_Request_: Every line that contains "Create" counts once; give the total number of such lines, with no other words.
START
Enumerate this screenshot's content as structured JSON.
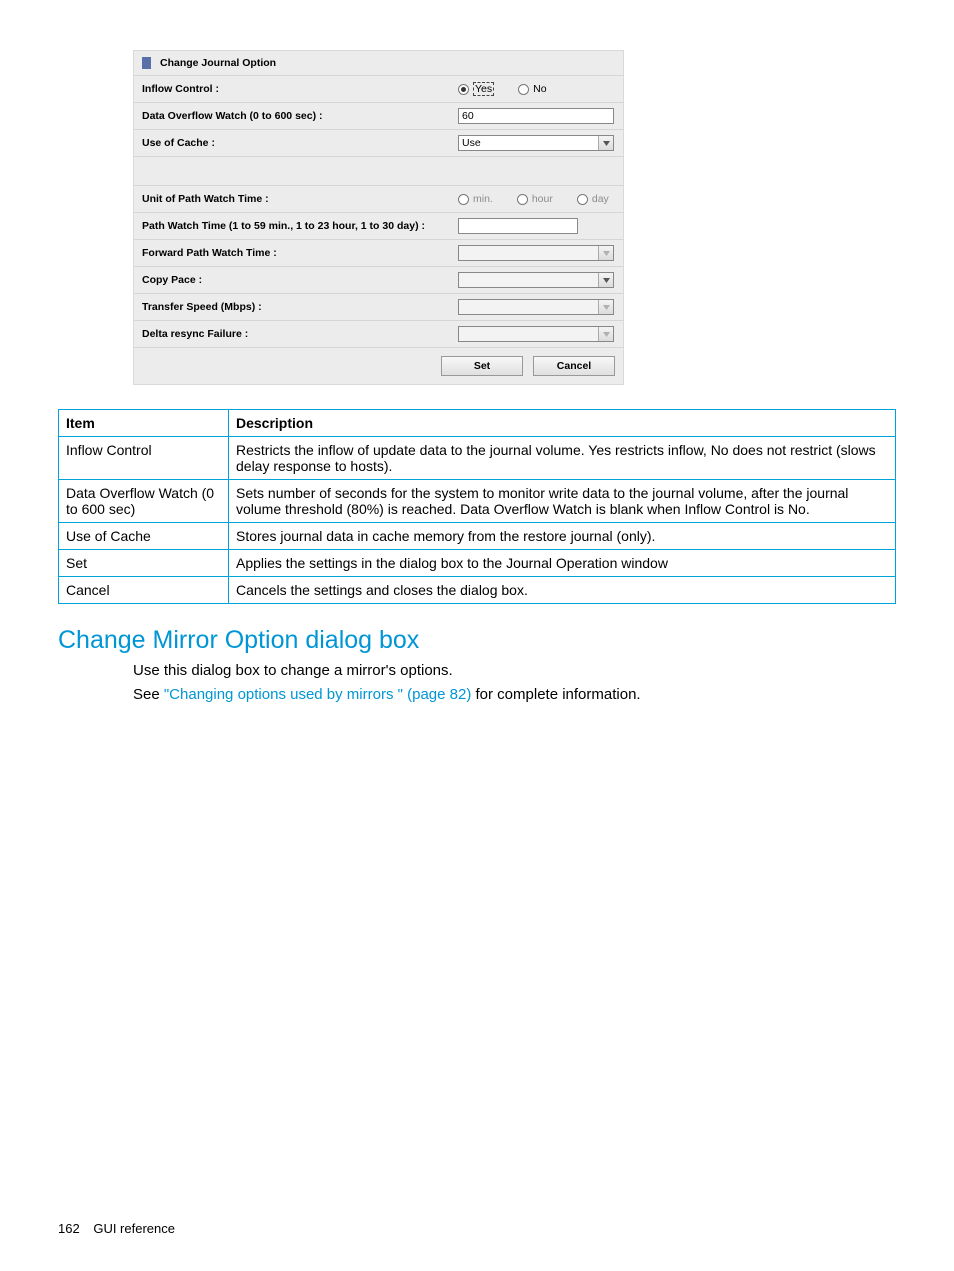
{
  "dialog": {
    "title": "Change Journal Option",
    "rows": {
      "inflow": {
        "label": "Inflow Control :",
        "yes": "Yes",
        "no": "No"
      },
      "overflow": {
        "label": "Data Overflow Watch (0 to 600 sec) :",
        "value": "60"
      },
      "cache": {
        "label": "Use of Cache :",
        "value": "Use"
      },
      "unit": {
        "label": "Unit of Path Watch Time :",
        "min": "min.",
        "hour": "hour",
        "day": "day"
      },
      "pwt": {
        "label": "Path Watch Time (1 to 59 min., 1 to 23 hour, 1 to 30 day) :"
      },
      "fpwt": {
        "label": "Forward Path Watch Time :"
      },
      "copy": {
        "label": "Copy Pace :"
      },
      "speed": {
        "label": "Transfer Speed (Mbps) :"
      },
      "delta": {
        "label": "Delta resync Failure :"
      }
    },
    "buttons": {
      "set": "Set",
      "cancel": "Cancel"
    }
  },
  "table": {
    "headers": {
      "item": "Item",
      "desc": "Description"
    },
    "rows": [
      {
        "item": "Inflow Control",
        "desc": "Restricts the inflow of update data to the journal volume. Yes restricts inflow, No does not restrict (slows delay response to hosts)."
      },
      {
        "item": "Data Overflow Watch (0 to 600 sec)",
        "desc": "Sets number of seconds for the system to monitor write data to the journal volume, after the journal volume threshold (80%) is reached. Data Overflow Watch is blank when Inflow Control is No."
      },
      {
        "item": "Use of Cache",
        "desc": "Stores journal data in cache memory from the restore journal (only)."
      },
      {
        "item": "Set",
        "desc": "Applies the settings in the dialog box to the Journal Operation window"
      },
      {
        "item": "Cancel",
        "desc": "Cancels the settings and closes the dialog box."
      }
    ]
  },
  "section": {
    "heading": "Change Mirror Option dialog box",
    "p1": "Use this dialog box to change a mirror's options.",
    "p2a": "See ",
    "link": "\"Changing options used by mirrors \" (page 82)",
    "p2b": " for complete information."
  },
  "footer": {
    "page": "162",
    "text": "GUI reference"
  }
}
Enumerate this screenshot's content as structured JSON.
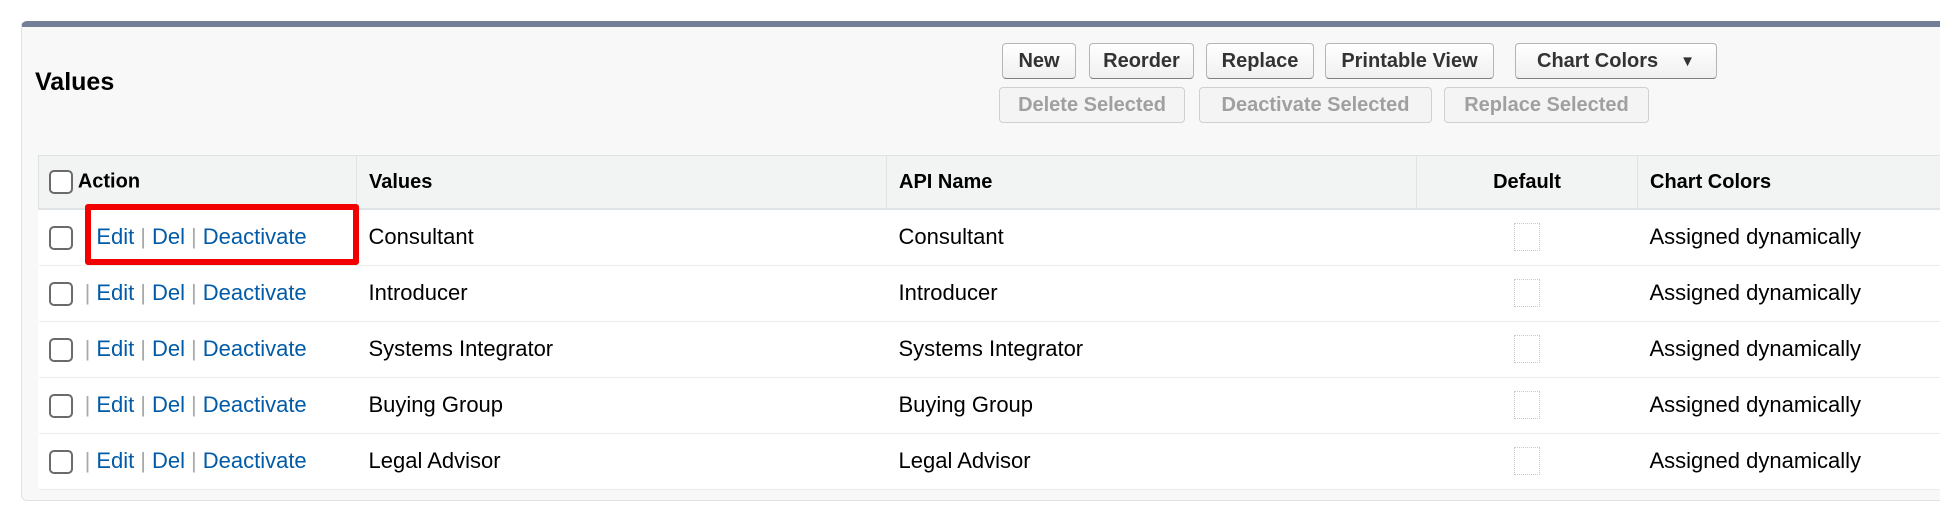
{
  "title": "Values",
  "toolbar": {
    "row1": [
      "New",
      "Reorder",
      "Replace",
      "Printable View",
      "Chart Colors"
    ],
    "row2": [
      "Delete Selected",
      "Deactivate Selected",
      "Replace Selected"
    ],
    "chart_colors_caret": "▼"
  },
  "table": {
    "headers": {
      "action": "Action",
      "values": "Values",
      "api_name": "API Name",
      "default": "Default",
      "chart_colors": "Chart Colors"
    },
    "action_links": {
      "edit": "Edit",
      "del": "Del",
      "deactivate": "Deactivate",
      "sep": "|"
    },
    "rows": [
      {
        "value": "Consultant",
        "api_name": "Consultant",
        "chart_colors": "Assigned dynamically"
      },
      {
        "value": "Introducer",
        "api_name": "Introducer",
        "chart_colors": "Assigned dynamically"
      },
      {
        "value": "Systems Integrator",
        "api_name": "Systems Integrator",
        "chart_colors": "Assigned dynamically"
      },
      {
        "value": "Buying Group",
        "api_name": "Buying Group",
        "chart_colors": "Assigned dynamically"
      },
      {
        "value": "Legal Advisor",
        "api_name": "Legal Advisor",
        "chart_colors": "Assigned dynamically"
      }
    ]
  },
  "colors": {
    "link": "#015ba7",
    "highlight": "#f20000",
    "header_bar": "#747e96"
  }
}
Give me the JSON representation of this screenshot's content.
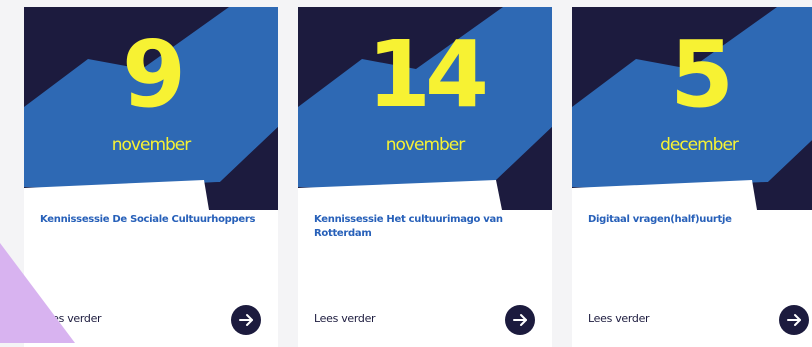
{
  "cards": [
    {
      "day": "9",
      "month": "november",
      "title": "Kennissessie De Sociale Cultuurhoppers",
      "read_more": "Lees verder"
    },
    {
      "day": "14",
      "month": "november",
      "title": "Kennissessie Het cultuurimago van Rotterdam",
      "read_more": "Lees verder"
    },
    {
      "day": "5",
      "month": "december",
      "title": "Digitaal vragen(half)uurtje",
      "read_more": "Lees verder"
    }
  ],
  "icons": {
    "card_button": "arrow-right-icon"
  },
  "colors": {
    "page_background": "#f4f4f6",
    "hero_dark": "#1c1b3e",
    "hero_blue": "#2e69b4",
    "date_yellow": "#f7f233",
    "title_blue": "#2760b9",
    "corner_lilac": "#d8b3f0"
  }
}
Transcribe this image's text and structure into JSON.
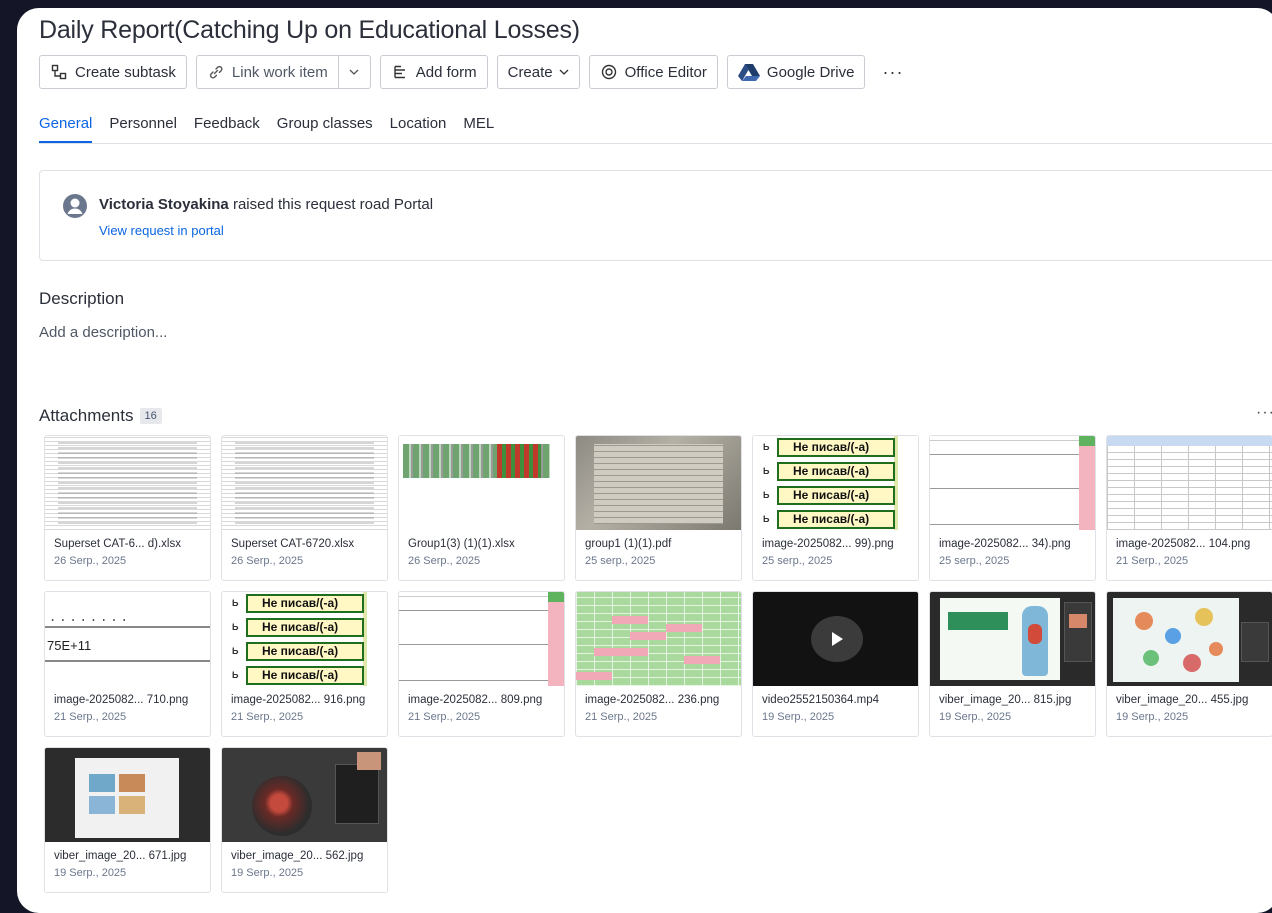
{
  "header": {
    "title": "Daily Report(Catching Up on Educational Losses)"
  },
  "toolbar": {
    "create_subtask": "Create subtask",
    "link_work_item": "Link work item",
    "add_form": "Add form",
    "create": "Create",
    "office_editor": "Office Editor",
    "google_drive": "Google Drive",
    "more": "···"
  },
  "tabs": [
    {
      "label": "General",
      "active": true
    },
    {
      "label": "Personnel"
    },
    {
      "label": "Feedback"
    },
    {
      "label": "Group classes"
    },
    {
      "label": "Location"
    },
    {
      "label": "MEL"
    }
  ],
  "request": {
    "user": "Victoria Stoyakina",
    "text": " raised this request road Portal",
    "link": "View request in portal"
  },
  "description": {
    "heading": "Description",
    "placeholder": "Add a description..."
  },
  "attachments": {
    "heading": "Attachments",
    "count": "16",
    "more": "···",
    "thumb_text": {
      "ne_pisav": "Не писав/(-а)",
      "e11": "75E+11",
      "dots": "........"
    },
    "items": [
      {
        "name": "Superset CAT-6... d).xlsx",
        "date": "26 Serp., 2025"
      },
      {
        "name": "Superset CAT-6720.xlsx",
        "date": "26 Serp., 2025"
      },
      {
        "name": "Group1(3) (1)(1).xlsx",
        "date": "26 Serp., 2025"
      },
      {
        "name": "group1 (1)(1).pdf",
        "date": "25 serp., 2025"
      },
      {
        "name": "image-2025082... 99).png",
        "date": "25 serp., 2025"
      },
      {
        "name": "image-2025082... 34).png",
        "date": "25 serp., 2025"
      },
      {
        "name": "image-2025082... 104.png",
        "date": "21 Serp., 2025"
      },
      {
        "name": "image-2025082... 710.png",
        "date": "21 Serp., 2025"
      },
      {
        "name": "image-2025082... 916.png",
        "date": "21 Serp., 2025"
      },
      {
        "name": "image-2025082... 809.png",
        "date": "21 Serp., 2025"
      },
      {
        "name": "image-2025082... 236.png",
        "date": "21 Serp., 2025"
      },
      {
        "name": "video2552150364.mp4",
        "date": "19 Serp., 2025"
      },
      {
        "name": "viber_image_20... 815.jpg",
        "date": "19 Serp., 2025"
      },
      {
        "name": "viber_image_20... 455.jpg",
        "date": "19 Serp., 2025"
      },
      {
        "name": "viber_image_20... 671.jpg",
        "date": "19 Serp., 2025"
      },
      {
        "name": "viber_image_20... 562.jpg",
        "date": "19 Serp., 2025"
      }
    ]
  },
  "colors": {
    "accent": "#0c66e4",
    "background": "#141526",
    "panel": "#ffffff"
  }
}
END
_Output for this task_: 2